-- start Records to process --

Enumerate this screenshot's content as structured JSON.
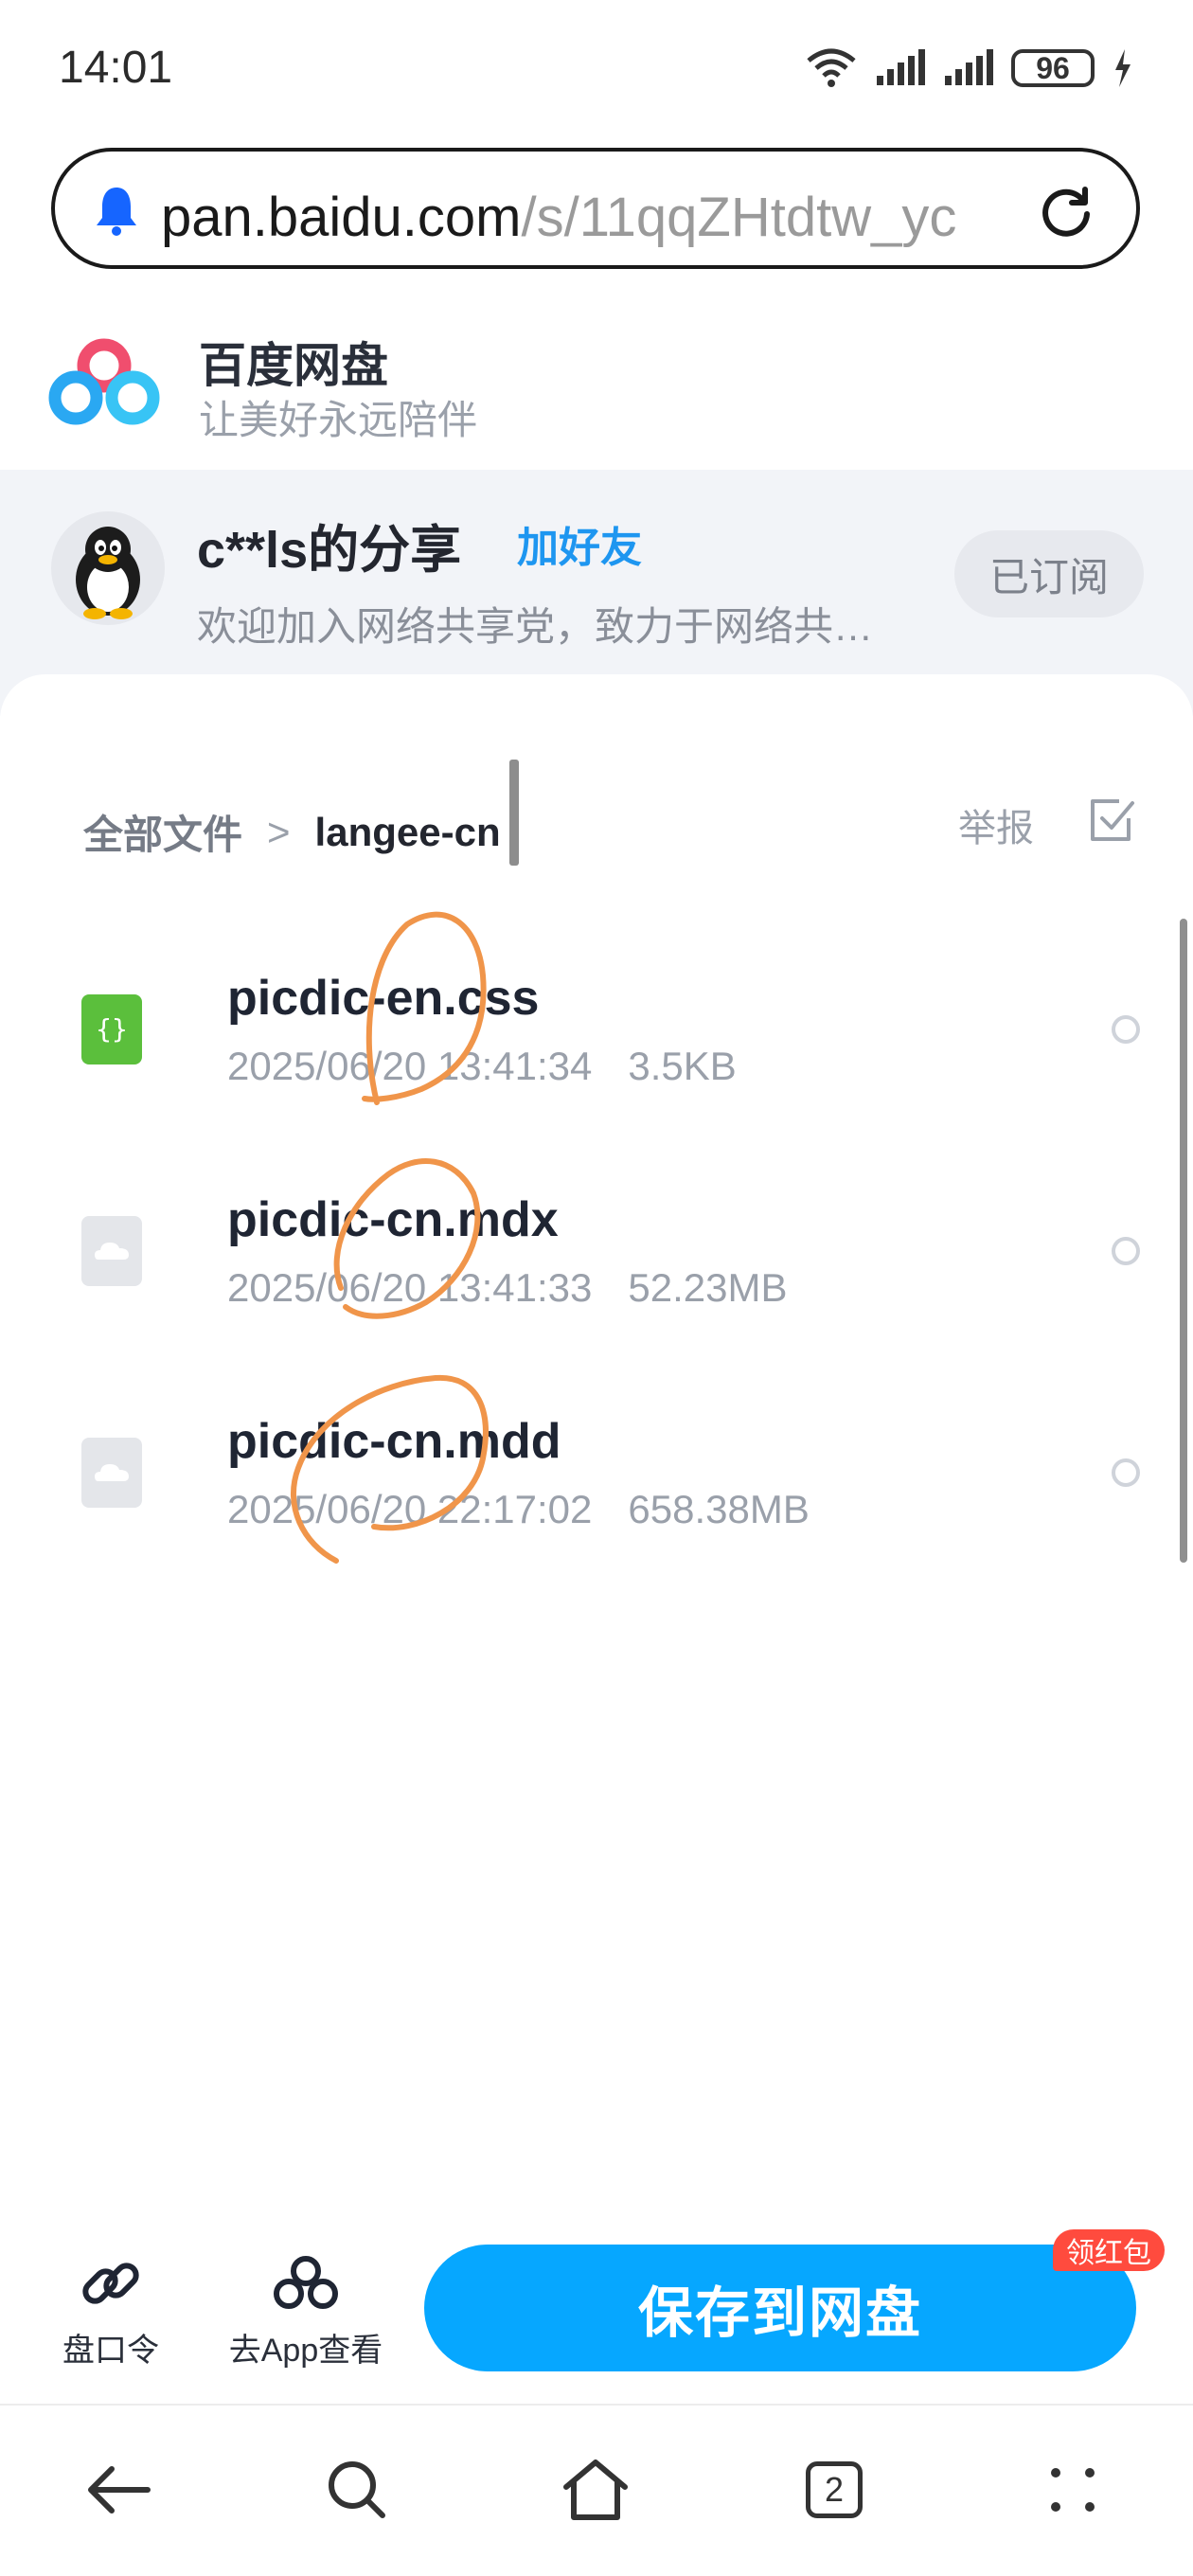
{
  "status_bar": {
    "time": "14:01",
    "battery": "96"
  },
  "browser": {
    "url_host": "pan.baidu.com",
    "url_path": "/s/11qqZHtdtw_yc",
    "reload_icon": "reload-icon"
  },
  "header": {
    "brand_name": "百度网盘",
    "brand_slogan": "让美好永远陪伴"
  },
  "sharer": {
    "name": "c**ls的分享",
    "add_friend": "加好友",
    "description": "欢迎加入网络共享党，致力于网络共享资源…",
    "subscribe_label": "已订阅"
  },
  "breadcrumb": {
    "root": "全部文件",
    "separator": ">",
    "current": "langee-cn"
  },
  "toolbar": {
    "report": "举报"
  },
  "files": [
    {
      "name": "picdic-en.css",
      "date": "2025/06/20 13:41:34",
      "size": "3.5KB",
      "icon": "css-file-icon",
      "icon_color": "#5bbf3c"
    },
    {
      "name": "picdic-cn.mdx",
      "date": "2025/06/20 13:41:33",
      "size": "52.23MB",
      "icon": "generic-file-icon",
      "icon_color": "#e4e6ea"
    },
    {
      "name": "picdic-cn.mdd",
      "date": "2025/06/20 22:17:02",
      "size": "658.38MB",
      "icon": "generic-file-icon",
      "icon_color": "#e4e6ea"
    }
  ],
  "actions": {
    "share_code": "盘口令",
    "open_app": "去App查看",
    "save": "保存到网盘",
    "red_packet": "领红包"
  },
  "nav": {
    "tabs_count": "2"
  },
  "colors": {
    "accent": "#06a7ff",
    "link": "#1e96f0",
    "badge": "#ff4b3e",
    "annotation": "#f0954a"
  }
}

-- end Records to process --

Transcribe the records above exactly as they appear, leaving out any pictures.

Enumerate this screenshot's content as structured JSON.
{
  "status_bar": {
    "time": "14:01",
    "battery": "96"
  },
  "browser": {
    "url_host": "pan.baidu.com",
    "url_path": "/s/11qqZHtdtw_yc",
    "reload_icon": "reload-icon"
  },
  "header": {
    "brand_name": "百度网盘",
    "brand_slogan": "让美好永远陪伴"
  },
  "sharer": {
    "name": "c**ls的分享",
    "add_friend": "加好友",
    "description": "欢迎加入网络共享党，致力于网络共享资源…",
    "subscribe_label": "已订阅"
  },
  "breadcrumb": {
    "root": "全部文件",
    "separator": ">",
    "current": "langee-cn"
  },
  "toolbar": {
    "report": "举报"
  },
  "files": [
    {
      "name": "picdic-en.css",
      "date": "2025/06/20 13:41:34",
      "size": "3.5KB",
      "icon": "css-file-icon",
      "icon_color": "#5bbf3c"
    },
    {
      "name": "picdic-cn.mdx",
      "date": "2025/06/20 13:41:33",
      "size": "52.23MB",
      "icon": "generic-file-icon",
      "icon_color": "#e4e6ea"
    },
    {
      "name": "picdic-cn.mdd",
      "date": "2025/06/20 22:17:02",
      "size": "658.38MB",
      "icon": "generic-file-icon",
      "icon_color": "#e4e6ea"
    }
  ],
  "actions": {
    "share_code": "盘口令",
    "open_app": "去App查看",
    "save": "保存到网盘",
    "red_packet": "领红包"
  },
  "nav": {
    "tabs_count": "2"
  },
  "colors": {
    "accent": "#06a7ff",
    "link": "#1e96f0",
    "badge": "#ff4b3e",
    "annotation": "#f0954a"
  }
}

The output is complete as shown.